Copy nothing but the text: repeat each entry exactly and drop the images.

____

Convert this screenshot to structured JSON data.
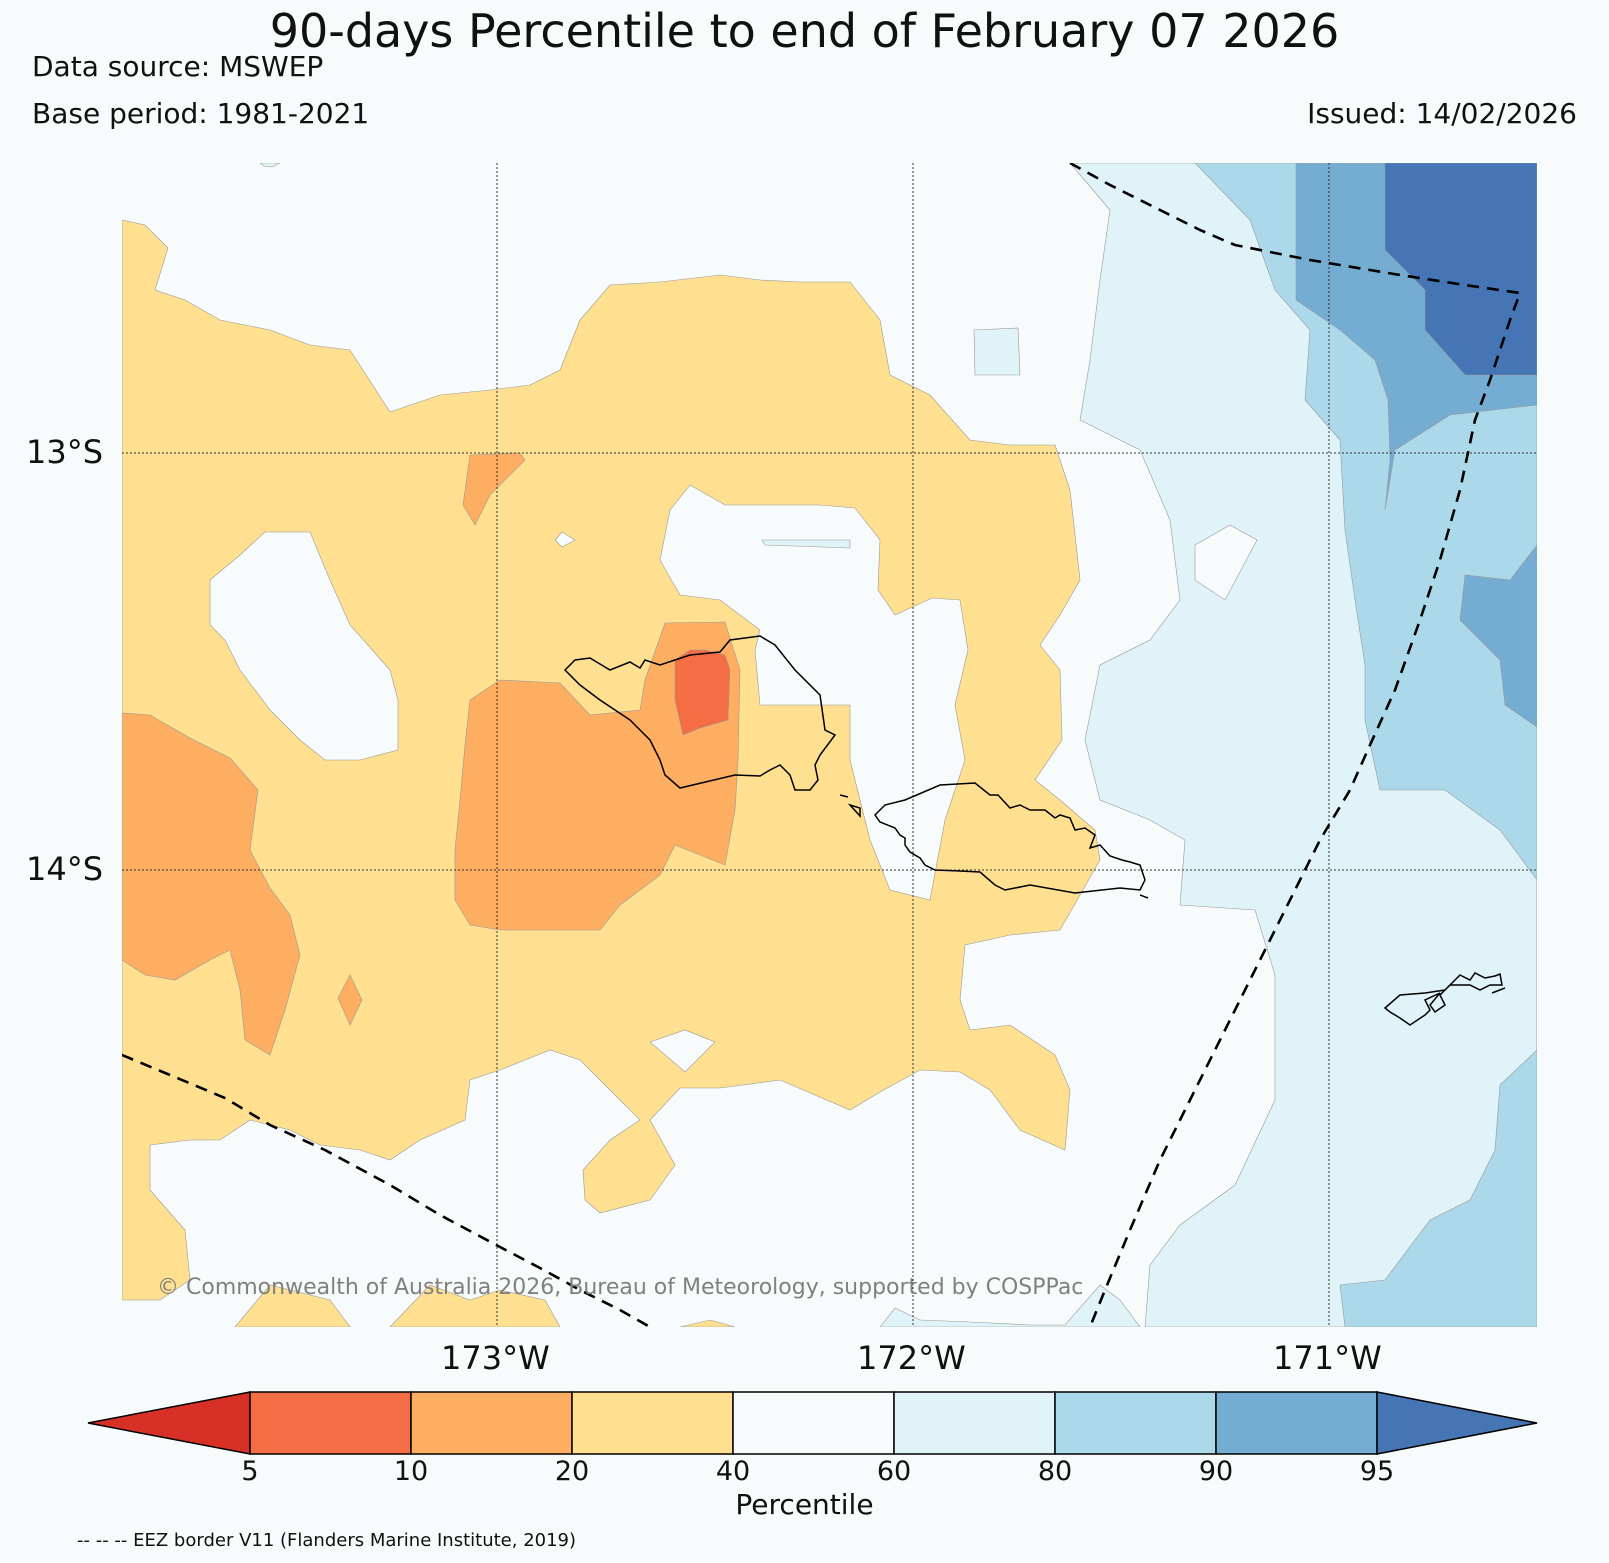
{
  "title": "90-days Percentile to end of February 07 2026",
  "data_source": "Data source: MSWEP",
  "base_period": "Base period: 1981-2021",
  "issued": "Issued: 14/02/2026",
  "copyright": "© Commonwealth of Australia 2026, Bureau of Meteorology, supported by COSPPac",
  "lat_labels": [
    "13°S",
    "14°S"
  ],
  "lon_labels": [
    "173°W",
    "172°W",
    "171°W"
  ],
  "colorbar": {
    "label": "Percentile",
    "ticks": [
      "5",
      "10",
      "20",
      "40",
      "60",
      "80",
      "90",
      "95"
    ],
    "colors": {
      "lt5": "#d73027",
      "5-10": "#f46d43",
      "10-20": "#fdae61",
      "20-40": "#fee090",
      "40-60": "#f7fbfc",
      "60-80": "#e0f3f8",
      "80-90": "#abd9e9",
      "90-95": "#74add1",
      "gt95": "#4575b4"
    }
  },
  "footer": "-- -- -- EEZ border V11 (Flanders Marine Institute, 2019)"
}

____

> [Final result]:
Convert this screenshot to structured JSON data.
{
  "title": "90-days Percentile to end of February 07 2026",
  "data_source": "Data source: MSWEP",
  "base_period": "Base period: 1981-2021",
  "issued": "Issued: 14/02/2026",
  "copyright": "© Commonwealth of Australia 2026, Bureau of Meteorology, supported by COSPPac",
  "lat_labels": [
    "13°S",
    "14°S"
  ],
  "lon_labels": [
    "173°W",
    "172°W",
    "171°W"
  ],
  "colorbar": {
    "label": "Percentile",
    "ticks": [
      "5",
      "10",
      "20",
      "40",
      "60",
      "80",
      "90",
      "95"
    ],
    "colors": {
      "lt5": "#d73027",
      "5-10": "#f46d43",
      "10-20": "#fdae61",
      "20-40": "#fee090",
      "40-60": "#f7fbfc",
      "60-80": "#e0f3f8",
      "80-90": "#abd9e9",
      "90-95": "#74add1",
      "gt95": "#4575b4"
    }
  },
  "footer": "-- -- -- EEZ border V11 (Flanders Marine Institute, 2019)"
}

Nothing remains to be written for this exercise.